Copy the lines word for word, from the first line through the one containing "channel-icon[interactable]: ≡ —".

EXERCISE INPUTS>
--- START ---

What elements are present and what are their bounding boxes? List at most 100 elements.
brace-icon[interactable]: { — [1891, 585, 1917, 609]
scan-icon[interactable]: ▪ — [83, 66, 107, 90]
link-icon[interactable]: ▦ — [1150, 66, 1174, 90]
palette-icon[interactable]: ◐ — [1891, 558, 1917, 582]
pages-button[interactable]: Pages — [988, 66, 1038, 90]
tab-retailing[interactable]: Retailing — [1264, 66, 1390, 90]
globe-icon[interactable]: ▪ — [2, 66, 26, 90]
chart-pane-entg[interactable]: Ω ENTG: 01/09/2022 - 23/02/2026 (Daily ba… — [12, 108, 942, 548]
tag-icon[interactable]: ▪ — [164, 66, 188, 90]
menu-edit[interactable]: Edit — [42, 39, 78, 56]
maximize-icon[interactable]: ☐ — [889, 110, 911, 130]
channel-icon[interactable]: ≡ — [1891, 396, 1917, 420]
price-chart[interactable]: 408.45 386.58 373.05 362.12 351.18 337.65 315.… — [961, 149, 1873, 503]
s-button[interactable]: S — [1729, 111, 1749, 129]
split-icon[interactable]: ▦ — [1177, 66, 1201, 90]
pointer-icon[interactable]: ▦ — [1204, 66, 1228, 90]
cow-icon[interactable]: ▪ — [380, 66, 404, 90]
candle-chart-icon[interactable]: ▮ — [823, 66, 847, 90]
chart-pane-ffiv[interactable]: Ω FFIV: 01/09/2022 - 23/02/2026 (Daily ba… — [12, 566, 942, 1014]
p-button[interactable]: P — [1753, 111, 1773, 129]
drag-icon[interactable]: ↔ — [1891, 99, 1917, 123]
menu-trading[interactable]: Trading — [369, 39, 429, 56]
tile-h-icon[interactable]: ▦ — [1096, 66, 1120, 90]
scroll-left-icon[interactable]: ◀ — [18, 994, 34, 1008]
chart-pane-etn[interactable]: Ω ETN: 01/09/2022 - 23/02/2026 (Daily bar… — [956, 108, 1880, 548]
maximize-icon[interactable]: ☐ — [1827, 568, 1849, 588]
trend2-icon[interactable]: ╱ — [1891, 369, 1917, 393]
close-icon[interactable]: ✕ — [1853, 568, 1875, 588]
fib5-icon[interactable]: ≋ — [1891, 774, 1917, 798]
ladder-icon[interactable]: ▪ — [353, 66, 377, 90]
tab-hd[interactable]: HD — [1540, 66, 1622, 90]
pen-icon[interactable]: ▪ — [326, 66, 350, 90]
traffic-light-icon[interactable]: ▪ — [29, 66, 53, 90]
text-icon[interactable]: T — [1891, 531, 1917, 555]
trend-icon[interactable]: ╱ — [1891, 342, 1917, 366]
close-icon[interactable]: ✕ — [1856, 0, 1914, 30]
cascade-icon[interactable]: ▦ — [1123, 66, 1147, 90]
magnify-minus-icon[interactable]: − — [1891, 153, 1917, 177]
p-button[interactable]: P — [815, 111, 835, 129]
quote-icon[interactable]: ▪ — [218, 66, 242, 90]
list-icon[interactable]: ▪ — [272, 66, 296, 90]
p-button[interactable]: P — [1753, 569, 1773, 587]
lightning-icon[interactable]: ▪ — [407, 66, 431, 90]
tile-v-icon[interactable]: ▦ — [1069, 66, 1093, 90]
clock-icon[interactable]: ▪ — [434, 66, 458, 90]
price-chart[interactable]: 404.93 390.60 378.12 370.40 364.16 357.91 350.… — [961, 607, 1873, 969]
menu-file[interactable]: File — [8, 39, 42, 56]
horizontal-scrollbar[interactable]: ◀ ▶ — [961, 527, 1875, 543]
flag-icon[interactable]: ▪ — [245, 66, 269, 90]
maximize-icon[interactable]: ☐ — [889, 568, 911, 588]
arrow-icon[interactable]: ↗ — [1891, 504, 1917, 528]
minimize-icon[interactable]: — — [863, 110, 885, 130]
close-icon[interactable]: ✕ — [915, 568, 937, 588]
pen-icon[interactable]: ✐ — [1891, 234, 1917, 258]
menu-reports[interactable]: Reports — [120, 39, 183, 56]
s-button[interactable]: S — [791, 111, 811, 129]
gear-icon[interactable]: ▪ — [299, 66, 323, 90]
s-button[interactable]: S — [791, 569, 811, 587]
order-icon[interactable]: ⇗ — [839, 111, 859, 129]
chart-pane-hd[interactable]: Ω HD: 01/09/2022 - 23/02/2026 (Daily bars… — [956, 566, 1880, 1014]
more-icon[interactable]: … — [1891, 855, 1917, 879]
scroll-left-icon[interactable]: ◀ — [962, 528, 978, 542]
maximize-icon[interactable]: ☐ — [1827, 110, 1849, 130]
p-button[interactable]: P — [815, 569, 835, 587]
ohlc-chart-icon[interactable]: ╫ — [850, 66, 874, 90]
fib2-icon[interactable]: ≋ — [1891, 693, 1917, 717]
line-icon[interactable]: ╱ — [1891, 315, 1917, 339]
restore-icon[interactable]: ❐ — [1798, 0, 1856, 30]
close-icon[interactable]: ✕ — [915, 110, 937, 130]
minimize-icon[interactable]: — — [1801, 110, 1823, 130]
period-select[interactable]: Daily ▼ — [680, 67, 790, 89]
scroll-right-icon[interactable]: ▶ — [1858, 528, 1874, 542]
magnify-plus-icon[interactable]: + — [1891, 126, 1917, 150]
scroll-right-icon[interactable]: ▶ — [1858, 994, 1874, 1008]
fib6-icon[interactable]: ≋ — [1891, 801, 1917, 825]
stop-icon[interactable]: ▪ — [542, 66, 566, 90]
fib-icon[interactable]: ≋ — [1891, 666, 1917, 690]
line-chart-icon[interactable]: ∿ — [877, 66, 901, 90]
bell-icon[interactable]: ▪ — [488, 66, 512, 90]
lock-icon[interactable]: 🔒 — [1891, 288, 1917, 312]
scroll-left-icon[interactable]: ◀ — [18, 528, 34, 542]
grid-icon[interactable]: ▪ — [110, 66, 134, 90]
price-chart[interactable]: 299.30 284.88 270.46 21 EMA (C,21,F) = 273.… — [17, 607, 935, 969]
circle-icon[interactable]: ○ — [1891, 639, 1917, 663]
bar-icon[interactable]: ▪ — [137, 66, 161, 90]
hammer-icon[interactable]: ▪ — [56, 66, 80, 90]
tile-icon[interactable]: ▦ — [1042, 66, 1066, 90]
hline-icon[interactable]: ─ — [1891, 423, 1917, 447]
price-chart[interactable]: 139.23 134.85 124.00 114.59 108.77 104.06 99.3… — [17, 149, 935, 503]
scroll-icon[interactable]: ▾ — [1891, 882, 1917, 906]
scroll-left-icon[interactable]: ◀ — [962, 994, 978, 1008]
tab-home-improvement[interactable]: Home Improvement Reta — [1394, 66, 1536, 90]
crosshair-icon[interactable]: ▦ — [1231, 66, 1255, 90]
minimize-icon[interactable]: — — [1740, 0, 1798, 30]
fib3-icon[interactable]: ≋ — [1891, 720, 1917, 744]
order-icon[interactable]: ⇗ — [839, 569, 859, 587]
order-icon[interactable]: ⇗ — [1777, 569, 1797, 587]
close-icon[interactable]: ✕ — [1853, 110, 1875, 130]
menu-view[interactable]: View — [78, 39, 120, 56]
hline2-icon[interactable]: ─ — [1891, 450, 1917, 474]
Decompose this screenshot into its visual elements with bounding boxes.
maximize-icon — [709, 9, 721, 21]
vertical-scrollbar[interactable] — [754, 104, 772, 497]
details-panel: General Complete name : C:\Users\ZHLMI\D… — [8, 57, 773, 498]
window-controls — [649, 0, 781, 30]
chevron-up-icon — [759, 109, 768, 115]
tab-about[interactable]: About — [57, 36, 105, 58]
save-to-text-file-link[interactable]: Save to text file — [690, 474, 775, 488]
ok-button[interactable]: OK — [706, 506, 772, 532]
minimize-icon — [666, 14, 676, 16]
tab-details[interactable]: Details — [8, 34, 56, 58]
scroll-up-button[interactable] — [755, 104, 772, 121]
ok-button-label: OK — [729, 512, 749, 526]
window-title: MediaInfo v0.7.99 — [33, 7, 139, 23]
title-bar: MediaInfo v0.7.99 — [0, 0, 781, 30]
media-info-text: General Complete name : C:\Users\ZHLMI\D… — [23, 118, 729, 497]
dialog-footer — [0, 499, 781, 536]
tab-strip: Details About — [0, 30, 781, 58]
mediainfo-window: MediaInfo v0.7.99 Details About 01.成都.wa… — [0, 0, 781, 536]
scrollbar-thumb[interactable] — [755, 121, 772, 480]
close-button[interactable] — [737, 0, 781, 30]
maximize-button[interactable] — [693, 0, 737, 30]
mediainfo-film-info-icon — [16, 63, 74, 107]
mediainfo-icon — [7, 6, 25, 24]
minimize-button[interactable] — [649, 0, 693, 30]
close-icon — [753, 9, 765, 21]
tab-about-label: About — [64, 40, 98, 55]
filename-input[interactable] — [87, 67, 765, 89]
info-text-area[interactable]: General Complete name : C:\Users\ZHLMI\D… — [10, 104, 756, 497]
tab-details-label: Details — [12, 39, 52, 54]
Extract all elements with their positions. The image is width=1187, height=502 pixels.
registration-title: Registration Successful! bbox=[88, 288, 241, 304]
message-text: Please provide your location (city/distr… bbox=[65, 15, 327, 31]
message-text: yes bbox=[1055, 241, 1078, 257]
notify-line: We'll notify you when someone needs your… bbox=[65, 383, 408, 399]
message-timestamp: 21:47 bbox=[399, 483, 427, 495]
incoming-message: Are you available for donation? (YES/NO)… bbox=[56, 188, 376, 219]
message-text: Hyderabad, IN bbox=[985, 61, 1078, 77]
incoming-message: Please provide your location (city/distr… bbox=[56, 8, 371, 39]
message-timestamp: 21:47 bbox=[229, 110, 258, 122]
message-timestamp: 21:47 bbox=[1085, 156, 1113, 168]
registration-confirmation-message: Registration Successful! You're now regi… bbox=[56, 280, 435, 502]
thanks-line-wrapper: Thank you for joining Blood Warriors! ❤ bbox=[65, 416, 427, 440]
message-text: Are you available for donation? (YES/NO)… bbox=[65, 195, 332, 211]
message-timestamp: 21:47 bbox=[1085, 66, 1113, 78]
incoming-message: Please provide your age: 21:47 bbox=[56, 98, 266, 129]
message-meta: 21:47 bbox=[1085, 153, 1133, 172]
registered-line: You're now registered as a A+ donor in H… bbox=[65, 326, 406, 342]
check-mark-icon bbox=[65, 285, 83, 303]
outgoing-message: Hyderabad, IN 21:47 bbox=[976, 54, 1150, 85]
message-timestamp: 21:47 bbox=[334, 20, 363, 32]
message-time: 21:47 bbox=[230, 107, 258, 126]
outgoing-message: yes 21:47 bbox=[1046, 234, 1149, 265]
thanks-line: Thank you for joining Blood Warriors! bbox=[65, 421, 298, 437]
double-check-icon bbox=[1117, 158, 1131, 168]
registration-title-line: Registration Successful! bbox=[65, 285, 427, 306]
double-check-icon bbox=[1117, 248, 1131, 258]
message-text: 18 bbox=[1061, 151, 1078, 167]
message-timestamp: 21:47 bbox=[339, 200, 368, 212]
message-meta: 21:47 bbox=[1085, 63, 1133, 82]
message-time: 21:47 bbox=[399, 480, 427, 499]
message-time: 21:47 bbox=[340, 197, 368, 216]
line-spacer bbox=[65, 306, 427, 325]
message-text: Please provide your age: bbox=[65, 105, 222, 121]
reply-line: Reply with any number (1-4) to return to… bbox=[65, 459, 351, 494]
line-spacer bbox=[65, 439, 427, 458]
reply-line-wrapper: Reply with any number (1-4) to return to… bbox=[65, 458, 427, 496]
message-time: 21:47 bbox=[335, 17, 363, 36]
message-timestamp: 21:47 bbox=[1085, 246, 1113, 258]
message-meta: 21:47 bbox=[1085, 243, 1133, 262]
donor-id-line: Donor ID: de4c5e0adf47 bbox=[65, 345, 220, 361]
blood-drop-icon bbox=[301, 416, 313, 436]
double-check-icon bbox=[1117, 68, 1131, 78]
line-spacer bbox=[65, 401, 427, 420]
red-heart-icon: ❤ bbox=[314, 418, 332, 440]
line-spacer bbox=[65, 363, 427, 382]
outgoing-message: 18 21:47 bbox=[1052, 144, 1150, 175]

--- END ---

ANSWER>
What elements are present and what are their bounding boxes? List at most 100 elements.
brace-icon[interactable]: { — [1891, 585, 1917, 609]
scan-icon[interactable]: ▪ — [83, 66, 107, 90]
link-icon[interactable]: ▦ — [1150, 66, 1174, 90]
palette-icon[interactable]: ◐ — [1891, 558, 1917, 582]
pages-button[interactable]: Pages — [988, 66, 1038, 90]
tab-retailing[interactable]: Retailing — [1264, 66, 1390, 90]
globe-icon[interactable]: ▪ — [2, 66, 26, 90]
chart-pane-entg[interactable]: Ω ENTG: 01/09/2022 - 23/02/2026 (Daily ba… — [12, 108, 942, 548]
tag-icon[interactable]: ▪ — [164, 66, 188, 90]
menu-edit[interactable]: Edit — [42, 39, 78, 56]
maximize-icon[interactable]: ☐ — [889, 110, 911, 130]
channel-icon[interactable]: ≡ — [1891, 396, 1917, 420]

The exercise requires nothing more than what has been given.